⟨

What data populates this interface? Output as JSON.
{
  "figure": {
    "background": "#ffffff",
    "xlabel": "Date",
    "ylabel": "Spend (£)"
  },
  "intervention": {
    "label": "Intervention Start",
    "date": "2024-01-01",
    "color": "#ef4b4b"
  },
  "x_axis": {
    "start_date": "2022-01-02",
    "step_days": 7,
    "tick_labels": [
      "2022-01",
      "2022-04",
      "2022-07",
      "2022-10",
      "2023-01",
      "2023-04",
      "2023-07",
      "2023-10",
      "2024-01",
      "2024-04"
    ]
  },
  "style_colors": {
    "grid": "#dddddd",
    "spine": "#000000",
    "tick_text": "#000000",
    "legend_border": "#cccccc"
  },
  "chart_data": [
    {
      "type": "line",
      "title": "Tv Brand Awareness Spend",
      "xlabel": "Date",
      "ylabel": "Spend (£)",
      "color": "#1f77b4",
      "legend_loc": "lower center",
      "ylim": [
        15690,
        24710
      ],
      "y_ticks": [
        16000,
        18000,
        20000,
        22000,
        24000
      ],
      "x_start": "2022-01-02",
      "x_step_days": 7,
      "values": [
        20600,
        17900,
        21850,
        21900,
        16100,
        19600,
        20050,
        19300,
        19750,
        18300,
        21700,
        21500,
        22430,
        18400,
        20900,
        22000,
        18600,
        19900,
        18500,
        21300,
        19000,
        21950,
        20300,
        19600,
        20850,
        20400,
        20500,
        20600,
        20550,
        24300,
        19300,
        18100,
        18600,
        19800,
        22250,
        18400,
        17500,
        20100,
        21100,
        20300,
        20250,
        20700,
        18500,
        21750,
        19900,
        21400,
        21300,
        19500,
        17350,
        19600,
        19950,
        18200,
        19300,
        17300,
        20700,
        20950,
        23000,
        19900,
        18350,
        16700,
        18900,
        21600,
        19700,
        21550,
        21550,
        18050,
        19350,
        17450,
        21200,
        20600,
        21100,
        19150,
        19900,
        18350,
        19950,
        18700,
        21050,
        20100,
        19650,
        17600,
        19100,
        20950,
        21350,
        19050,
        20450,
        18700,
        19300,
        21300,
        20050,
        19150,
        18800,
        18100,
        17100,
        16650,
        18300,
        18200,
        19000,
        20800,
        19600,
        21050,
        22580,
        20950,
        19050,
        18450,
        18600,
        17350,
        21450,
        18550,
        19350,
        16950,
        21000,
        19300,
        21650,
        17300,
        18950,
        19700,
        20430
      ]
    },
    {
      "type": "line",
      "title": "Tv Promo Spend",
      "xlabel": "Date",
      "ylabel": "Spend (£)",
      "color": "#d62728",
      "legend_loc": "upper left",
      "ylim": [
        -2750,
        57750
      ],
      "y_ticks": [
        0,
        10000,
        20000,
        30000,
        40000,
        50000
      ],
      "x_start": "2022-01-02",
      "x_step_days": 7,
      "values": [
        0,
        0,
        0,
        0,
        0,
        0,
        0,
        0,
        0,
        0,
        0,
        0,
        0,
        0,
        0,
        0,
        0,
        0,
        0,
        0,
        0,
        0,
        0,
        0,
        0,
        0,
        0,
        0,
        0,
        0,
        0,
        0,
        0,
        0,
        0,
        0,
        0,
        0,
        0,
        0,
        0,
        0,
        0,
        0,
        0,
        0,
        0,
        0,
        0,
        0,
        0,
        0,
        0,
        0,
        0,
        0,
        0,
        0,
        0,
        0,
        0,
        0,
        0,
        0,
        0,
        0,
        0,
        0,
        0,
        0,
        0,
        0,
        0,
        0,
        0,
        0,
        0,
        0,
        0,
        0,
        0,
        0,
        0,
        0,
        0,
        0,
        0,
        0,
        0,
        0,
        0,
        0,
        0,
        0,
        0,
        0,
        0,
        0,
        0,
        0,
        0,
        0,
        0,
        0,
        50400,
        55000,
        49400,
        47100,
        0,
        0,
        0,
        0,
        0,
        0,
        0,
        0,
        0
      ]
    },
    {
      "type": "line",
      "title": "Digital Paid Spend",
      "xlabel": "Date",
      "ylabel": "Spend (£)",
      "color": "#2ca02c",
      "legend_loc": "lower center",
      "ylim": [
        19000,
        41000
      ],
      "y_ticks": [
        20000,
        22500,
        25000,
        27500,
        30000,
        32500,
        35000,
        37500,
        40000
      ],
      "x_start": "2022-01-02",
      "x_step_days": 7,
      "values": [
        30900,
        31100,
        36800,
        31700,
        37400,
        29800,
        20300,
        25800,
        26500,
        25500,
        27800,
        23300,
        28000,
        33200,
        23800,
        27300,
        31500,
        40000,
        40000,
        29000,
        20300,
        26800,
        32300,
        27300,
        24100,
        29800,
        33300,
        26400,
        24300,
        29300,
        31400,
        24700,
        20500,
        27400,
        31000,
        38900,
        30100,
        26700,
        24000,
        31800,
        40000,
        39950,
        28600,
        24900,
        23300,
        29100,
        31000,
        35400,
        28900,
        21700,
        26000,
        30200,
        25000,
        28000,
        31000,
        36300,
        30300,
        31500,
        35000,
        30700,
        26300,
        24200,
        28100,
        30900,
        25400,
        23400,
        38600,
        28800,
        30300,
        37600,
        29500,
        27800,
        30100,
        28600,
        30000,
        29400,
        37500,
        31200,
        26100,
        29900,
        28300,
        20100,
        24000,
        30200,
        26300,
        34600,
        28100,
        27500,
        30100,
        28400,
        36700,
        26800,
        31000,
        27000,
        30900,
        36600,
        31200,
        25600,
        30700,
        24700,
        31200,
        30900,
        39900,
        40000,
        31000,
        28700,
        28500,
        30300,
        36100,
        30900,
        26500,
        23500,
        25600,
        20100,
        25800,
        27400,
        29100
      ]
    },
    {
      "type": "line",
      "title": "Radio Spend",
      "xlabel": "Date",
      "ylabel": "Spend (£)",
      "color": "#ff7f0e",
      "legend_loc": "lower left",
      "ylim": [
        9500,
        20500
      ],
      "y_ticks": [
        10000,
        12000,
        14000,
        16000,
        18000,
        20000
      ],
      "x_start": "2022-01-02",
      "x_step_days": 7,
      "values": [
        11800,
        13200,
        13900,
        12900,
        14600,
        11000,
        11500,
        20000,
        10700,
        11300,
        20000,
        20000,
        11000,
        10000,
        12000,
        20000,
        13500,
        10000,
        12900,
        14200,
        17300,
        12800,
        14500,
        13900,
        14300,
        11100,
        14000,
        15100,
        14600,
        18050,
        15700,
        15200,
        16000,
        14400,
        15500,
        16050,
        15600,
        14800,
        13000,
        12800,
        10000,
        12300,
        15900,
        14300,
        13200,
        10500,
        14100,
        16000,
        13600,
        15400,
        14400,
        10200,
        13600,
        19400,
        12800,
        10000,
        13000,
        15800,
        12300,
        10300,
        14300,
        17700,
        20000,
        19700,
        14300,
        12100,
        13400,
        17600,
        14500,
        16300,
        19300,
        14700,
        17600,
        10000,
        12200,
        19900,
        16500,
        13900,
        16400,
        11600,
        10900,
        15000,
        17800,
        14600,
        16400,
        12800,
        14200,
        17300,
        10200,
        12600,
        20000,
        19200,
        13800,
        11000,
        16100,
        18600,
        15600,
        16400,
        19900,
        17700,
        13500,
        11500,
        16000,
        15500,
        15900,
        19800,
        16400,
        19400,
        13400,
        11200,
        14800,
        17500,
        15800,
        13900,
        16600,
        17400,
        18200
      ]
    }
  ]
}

⟩

*Task to complete*: Retype the entries exactly, including every line.

*Result of the exercise*:
What data populates this interface? Output as JSON.
{
  "figure": {
    "background": "#ffffff",
    "xlabel": "Date",
    "ylabel": "Spend (£)"
  },
  "intervention": {
    "label": "Intervention Start",
    "date": "2024-01-01",
    "color": "#ef4b4b"
  },
  "x_axis": {
    "start_date": "2022-01-02",
    "step_days": 7,
    "tick_labels": [
      "2022-01",
      "2022-04",
      "2022-07",
      "2022-10",
      "2023-01",
      "2023-04",
      "2023-07",
      "2023-10",
      "2024-01",
      "2024-04"
    ]
  },
  "style_colors": {
    "grid": "#dddddd",
    "spine": "#000000",
    "tick_text": "#000000",
    "legend_border": "#cccccc"
  },
  "chart_data": [
    {
      "type": "line",
      "title": "Tv Brand Awareness Spend",
      "xlabel": "Date",
      "ylabel": "Spend (£)",
      "color": "#1f77b4",
      "legend_loc": "lower center",
      "ylim": [
        15690,
        24710
      ],
      "y_ticks": [
        16000,
        18000,
        20000,
        22000,
        24000
      ],
      "x_start": "2022-01-02",
      "x_step_days": 7,
      "values": [
        20600,
        17900,
        21850,
        21900,
        16100,
        19600,
        20050,
        19300,
        19750,
        18300,
        21700,
        21500,
        22430,
        18400,
        20900,
        22000,
        18600,
        19900,
        18500,
        21300,
        19000,
        21950,
        20300,
        19600,
        20850,
        20400,
        20500,
        20600,
        20550,
        24300,
        19300,
        18100,
        18600,
        19800,
        22250,
        18400,
        17500,
        20100,
        21100,
        20300,
        20250,
        20700,
        18500,
        21750,
        19900,
        21400,
        21300,
        19500,
        17350,
        19600,
        19950,
        18200,
        19300,
        17300,
        20700,
        20950,
        23000,
        19900,
        18350,
        16700,
        18900,
        21600,
        19700,
        21550,
        21550,
        18050,
        19350,
        17450,
        21200,
        20600,
        21100,
        19150,
        19900,
        18350,
        19950,
        18700,
        21050,
        20100,
        19650,
        17600,
        19100,
        20950,
        21350,
        19050,
        20450,
        18700,
        19300,
        21300,
        20050,
        19150,
        18800,
        18100,
        17100,
        16650,
        18300,
        18200,
        19000,
        20800,
        19600,
        21050,
        22580,
        20950,
        19050,
        18450,
        18600,
        17350,
        21450,
        18550,
        19350,
        16950,
        21000,
        19300,
        21650,
        17300,
        18950,
        19700,
        20430
      ]
    },
    {
      "type": "line",
      "title": "Tv Promo Spend",
      "xlabel": "Date",
      "ylabel": "Spend (£)",
      "color": "#d62728",
      "legend_loc": "upper left",
      "ylim": [
        -2750,
        57750
      ],
      "y_ticks": [
        0,
        10000,
        20000,
        30000,
        40000,
        50000
      ],
      "x_start": "2022-01-02",
      "x_step_days": 7,
      "values": [
        0,
        0,
        0,
        0,
        0,
        0,
        0,
        0,
        0,
        0,
        0,
        0,
        0,
        0,
        0,
        0,
        0,
        0,
        0,
        0,
        0,
        0,
        0,
        0,
        0,
        0,
        0,
        0,
        0,
        0,
        0,
        0,
        0,
        0,
        0,
        0,
        0,
        0,
        0,
        0,
        0,
        0,
        0,
        0,
        0,
        0,
        0,
        0,
        0,
        0,
        0,
        0,
        0,
        0,
        0,
        0,
        0,
        0,
        0,
        0,
        0,
        0,
        0,
        0,
        0,
        0,
        0,
        0,
        0,
        0,
        0,
        0,
        0,
        0,
        0,
        0,
        0,
        0,
        0,
        0,
        0,
        0,
        0,
        0,
        0,
        0,
        0,
        0,
        0,
        0,
        0,
        0,
        0,
        0,
        0,
        0,
        0,
        0,
        0,
        0,
        0,
        0,
        0,
        0,
        50400,
        55000,
        49400,
        47100,
        0,
        0,
        0,
        0,
        0,
        0,
        0,
        0,
        0
      ]
    },
    {
      "type": "line",
      "title": "Digital Paid Spend",
      "xlabel": "Date",
      "ylabel": "Spend (£)",
      "color": "#2ca02c",
      "legend_loc": "lower center",
      "ylim": [
        19000,
        41000
      ],
      "y_ticks": [
        20000,
        22500,
        25000,
        27500,
        30000,
        32500,
        35000,
        37500,
        40000
      ],
      "x_start": "2022-01-02",
      "x_step_days": 7,
      "values": [
        30900,
        31100,
        36800,
        31700,
        37400,
        29800,
        20300,
        25800,
        26500,
        25500,
        27800,
        23300,
        28000,
        33200,
        23800,
        27300,
        31500,
        40000,
        40000,
        29000,
        20300,
        26800,
        32300,
        27300,
        24100,
        29800,
        33300,
        26400,
        24300,
        29300,
        31400,
        24700,
        20500,
        27400,
        31000,
        38900,
        30100,
        26700,
        24000,
        31800,
        40000,
        39950,
        28600,
        24900,
        23300,
        29100,
        31000,
        35400,
        28900,
        21700,
        26000,
        30200,
        25000,
        28000,
        31000,
        36300,
        30300,
        31500,
        35000,
        30700,
        26300,
        24200,
        28100,
        30900,
        25400,
        23400,
        38600,
        28800,
        30300,
        37600,
        29500,
        27800,
        30100,
        28600,
        30000,
        29400,
        37500,
        31200,
        26100,
        29900,
        28300,
        20100,
        24000,
        30200,
        26300,
        34600,
        28100,
        27500,
        30100,
        28400,
        36700,
        26800,
        31000,
        27000,
        30900,
        36600,
        31200,
        25600,
        30700,
        24700,
        31200,
        30900,
        39900,
        40000,
        31000,
        28700,
        28500,
        30300,
        36100,
        30900,
        26500,
        23500,
        25600,
        20100,
        25800,
        27400,
        29100
      ]
    },
    {
      "type": "line",
      "title": "Radio Spend",
      "xlabel": "Date",
      "ylabel": "Spend (£)",
      "color": "#ff7f0e",
      "legend_loc": "lower left",
      "ylim": [
        9500,
        20500
      ],
      "y_ticks": [
        10000,
        12000,
        14000,
        16000,
        18000,
        20000
      ],
      "x_start": "2022-01-02",
      "x_step_days": 7,
      "values": [
        11800,
        13200,
        13900,
        12900,
        14600,
        11000,
        11500,
        20000,
        10700,
        11300,
        20000,
        20000,
        11000,
        10000,
        12000,
        20000,
        13500,
        10000,
        12900,
        14200,
        17300,
        12800,
        14500,
        13900,
        14300,
        11100,
        14000,
        15100,
        14600,
        18050,
        15700,
        15200,
        16000,
        14400,
        15500,
        16050,
        15600,
        14800,
        13000,
        12800,
        10000,
        12300,
        15900,
        14300,
        13200,
        10500,
        14100,
        16000,
        13600,
        15400,
        14400,
        10200,
        13600,
        19400,
        12800,
        10000,
        13000,
        15800,
        12300,
        10300,
        14300,
        17700,
        20000,
        19700,
        14300,
        12100,
        13400,
        17600,
        14500,
        16300,
        19300,
        14700,
        17600,
        10000,
        12200,
        19900,
        16500,
        13900,
        16400,
        11600,
        10900,
        15000,
        17800,
        14600,
        16400,
        12800,
        14200,
        17300,
        10200,
        12600,
        20000,
        19200,
        13800,
        11000,
        16100,
        18600,
        15600,
        16400,
        19900,
        17700,
        13500,
        11500,
        16000,
        15500,
        15900,
        19800,
        16400,
        19400,
        13400,
        11200,
        14800,
        17500,
        15800,
        13900,
        16600,
        17400,
        18200
      ]
    }
  ]
}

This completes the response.